[start of Listed entries]
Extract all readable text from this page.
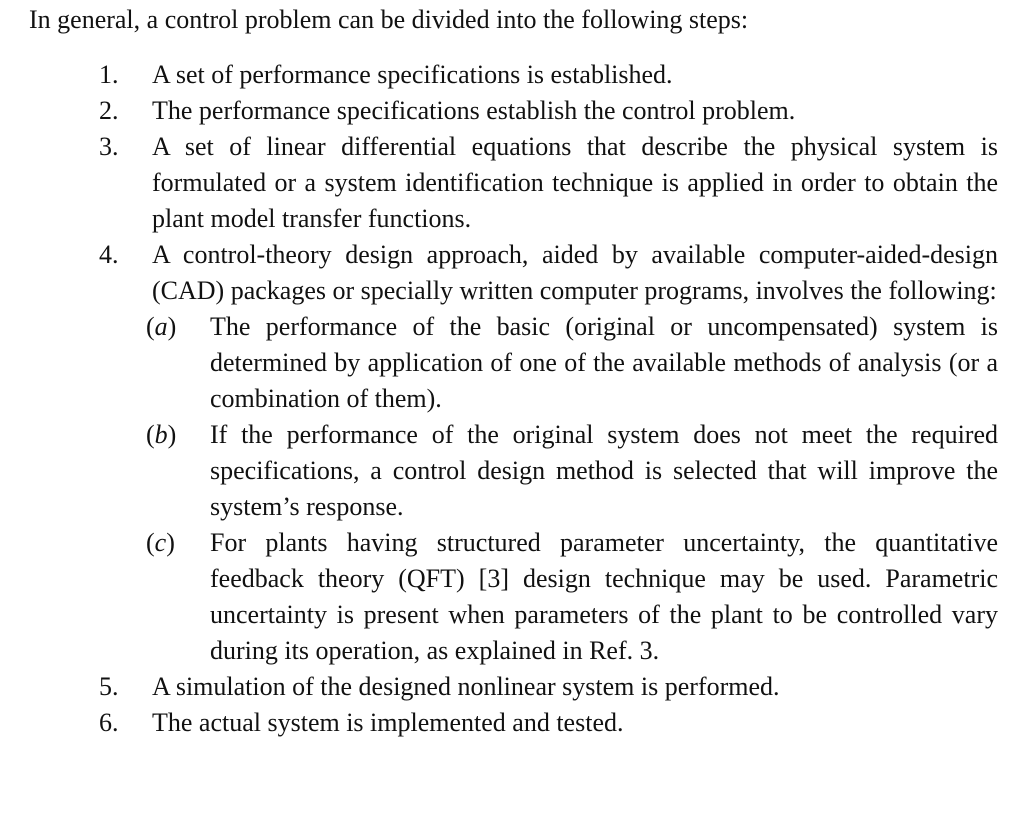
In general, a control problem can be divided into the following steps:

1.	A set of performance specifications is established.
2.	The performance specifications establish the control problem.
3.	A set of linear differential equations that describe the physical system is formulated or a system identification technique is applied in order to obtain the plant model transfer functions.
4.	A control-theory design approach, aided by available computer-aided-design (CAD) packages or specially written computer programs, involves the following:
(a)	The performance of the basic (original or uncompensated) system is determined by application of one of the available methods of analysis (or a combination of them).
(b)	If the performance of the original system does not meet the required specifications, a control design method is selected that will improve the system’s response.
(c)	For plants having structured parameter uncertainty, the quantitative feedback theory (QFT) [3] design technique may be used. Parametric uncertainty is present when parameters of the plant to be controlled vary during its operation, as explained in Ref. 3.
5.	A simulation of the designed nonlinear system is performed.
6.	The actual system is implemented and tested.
[end of Listed entries]
What is needed
Select the lines that carry the string "problem" and copy them.

Solution for this exercise
In general, a control problem can be divided into the following steps:
2.	The performance specifications establish the control problem.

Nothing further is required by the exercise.